>> Begin

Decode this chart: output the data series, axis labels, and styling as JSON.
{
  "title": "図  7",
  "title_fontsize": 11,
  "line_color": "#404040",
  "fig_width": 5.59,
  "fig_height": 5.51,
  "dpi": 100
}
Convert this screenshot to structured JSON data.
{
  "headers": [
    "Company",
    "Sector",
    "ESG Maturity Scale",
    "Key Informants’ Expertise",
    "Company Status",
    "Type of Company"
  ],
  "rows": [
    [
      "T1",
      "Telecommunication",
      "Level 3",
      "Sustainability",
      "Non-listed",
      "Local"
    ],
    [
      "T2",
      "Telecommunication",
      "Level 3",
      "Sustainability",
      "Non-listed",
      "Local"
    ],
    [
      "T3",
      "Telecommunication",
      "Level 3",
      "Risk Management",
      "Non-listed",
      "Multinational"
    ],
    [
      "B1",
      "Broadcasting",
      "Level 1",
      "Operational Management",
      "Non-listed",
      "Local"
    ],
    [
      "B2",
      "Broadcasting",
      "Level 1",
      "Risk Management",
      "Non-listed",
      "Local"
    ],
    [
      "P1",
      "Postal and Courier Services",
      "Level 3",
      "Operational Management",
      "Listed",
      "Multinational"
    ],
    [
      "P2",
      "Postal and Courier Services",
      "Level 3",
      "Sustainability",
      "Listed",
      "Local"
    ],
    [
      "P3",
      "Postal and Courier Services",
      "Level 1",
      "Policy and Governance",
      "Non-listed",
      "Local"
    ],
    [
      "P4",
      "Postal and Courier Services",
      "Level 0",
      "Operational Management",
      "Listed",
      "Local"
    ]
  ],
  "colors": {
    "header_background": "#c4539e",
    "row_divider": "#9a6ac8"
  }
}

>> End

WHAT TO DO: Show every line from the listing above in which the string "this" appears.

ANSWER TO THE TASK:
Decode this chart: output the data series, axis labels, and styling as JSON.
Convert this screenshot to structured JSON data.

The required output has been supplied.